**Extract to read**
————————

Water supply from external sources can at best be a supplement to ensure the supply of quality water fit for drinking purposes, but is equally vulnerable to unequal, inadequate distribution and, uncertain supply at the tail end. Ultimately, the household demand for water must be managed through integrating local supply. Unfortunately, the urban water supply in country is increasingly dependent on water import from distant sources. Most of the towns, cities, and metropolitan areas are seeking ever expanding demands on such supply, which could lead to rural-urban divide becoming more profound, posing significant conflicts. 

There is an immediate need to hold municipalities accountable to value water, distribute it efficiently, augment water harvesting sources, and treat and reuse wastewater. Water is not valued till users pay for the water they use. Without measuring the water flow in pipes at every stage of distribution, efficient management is unsustainable. In the absence of it, leakages become the main reason for inefficiency and wastage, and thus the system pays a very high cost for the inefficient distribution. Historically, the vertical program and the ‘supply driven service model,' viewed as a humble recipient of state-generated largesse has been challenging to reverse. The solution to the groundwater crisis lies in micro-level water management practiced by decentralised communities. Therefore, bottom-up planning plays a vital role in assuring water security. 

Against this background, the CORP seminar would elucidate the decentralized community management of water resources and supply systems as adopted by the Water and Sanitation Management Organisation (WASMO), Government of Gujarat. Through these deliberations, we hope to be more attuned to the challenges of subsidiarity-led management and cull out ground-driven insights to better inform the multi-faceted planning that urban and rural water security will need in the time to come.

————————

**Extracted entries**
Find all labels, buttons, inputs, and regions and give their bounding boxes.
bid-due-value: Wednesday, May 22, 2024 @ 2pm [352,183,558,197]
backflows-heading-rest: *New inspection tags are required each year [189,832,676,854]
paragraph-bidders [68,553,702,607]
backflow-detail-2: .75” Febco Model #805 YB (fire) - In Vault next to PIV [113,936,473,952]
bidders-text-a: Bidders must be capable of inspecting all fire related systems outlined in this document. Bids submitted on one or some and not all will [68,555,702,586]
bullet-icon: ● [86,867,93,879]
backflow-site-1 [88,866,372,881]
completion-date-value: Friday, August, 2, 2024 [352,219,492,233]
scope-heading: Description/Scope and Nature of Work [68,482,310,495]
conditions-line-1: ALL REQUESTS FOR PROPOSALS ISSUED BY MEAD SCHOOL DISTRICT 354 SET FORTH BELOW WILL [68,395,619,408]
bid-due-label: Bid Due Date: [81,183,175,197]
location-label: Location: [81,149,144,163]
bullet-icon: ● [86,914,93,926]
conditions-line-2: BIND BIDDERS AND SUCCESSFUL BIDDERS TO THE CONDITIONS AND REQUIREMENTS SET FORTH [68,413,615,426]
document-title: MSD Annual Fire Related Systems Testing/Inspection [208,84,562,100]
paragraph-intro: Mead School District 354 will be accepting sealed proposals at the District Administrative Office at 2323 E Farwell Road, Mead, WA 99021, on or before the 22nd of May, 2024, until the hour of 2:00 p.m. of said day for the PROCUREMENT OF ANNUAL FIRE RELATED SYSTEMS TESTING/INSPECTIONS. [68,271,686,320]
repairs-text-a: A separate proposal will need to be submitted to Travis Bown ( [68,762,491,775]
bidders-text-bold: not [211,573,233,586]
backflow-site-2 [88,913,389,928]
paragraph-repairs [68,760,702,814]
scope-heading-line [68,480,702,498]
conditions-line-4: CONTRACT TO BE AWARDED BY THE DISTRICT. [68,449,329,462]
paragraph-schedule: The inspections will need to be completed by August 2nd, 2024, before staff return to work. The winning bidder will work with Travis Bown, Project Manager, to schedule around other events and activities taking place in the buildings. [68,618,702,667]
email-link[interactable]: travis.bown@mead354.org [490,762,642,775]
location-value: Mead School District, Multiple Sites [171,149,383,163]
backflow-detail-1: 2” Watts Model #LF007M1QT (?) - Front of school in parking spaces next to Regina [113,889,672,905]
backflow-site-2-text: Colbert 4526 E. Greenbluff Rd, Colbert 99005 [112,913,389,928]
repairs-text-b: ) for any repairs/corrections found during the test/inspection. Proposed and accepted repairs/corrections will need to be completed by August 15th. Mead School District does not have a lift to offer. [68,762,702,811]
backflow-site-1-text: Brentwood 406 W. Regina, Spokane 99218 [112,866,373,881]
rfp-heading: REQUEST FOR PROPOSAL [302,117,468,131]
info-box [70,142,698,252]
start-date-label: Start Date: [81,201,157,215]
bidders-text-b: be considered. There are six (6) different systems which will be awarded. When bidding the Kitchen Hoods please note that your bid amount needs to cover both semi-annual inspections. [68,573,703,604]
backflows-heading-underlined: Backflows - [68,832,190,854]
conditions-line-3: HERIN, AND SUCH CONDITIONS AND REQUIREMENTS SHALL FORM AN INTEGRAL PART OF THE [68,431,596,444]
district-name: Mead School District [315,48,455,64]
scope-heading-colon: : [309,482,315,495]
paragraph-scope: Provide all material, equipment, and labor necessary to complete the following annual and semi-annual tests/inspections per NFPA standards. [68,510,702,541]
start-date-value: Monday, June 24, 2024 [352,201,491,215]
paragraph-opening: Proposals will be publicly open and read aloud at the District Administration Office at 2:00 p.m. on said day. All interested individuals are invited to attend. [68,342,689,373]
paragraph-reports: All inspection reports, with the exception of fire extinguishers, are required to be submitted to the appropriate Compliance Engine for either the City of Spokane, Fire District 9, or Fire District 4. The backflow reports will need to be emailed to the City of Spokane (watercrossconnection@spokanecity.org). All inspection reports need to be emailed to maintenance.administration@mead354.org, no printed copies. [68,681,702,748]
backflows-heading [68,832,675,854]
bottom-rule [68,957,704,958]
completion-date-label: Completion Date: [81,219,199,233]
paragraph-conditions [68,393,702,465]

————————

**Work instructions**
• A. In the water supply text above, rewrite the paragraph that begins "There is an immediate need" as a short bulleted list that keeps its main facts.
• B. Continue the water supply text above from its last sentence.

**Answers to the problems**
• A.
- Municipalities must be held accountable to value water, distribute it efficiently, add water harvesting sources, and treat and reuse wastewater.
- Users don't value water until they pay for what they use.
- Efficient management isn't sustainable without measuring water flow in pipes at every stage of distribution.
- Without such measurement, leaks become the main cause of inefficiency and waste, and the system pays a high cost.
- The vertical program and the "supply driven service model" have been hard to reverse.
- The groundwater crisis can be solved by micro-level water management practiced by decentralized communities.
- Bottom-up planning is therefore vital to water security.

• B.
The seminar will commence with a 45-minute presentation followed by a 45-minute discussion.

About the Speaker

Ramesh Kumar Sama is a former Project Director, Water and Sanitation Management Organisation (WASMO), Government of Gujarat. WASMO has established a decentralised community managed water supply system in around 14000 villages in the state of Gujarat. He was a part of the team which pioneered social forestry in the country during his tenure in the Indian Forest Service. He was instrumental in preparing the strategy for drought proofing and grounded watershed development approach in Gujarat.

He has authored many books and evaluation reports on various Natural Resource Management issues. More recently, he has authored a book titled 'Footprints of Development' which recounts his fifty-five year long journey in Natural Resource Management.

He is presently a trustee of DHRUVA and GRISERV (BAIF) and SHROFFS Foundation Trust, Vadodara. These foundations work for tribal development.

The seminar is open to all and will be followed by tea and snacks.

You are requested to RSVP at sci-fi@cprindia.org


CORP Seminar Series
This is the 20th in a series of the Community of Research and Practice (CORP) seminar hosted by the Scaling City Institution for India: Sanitation (SCI-FI: Sanitation) initiative with the support of Bill and Melinda Gates Foundation (BMGF). This seminar series seeks to provide a platform for discussing the experiences of the researchers and practitioners on urban sanitation. 

Scaling City Institutions for India: Sanitation (SCI-FI): Sanitation is a research programme at the Centre for Policy Research (CPR) on inclusive and sustainable urban sanitation. In the programme, we seek to understand the reasons for poor sanitation, and to examine how these might be related to technology and service delivery models, institutions, governance and financial issues, and socio-economic dimensions. The programme seeks to support national, state and city authorities develop policies and programmes for intervention with the goal of increasing access to safe and sustainable sanitation in urban areas. The SCI-FI: Sanitation programme is  funded by the BMGF.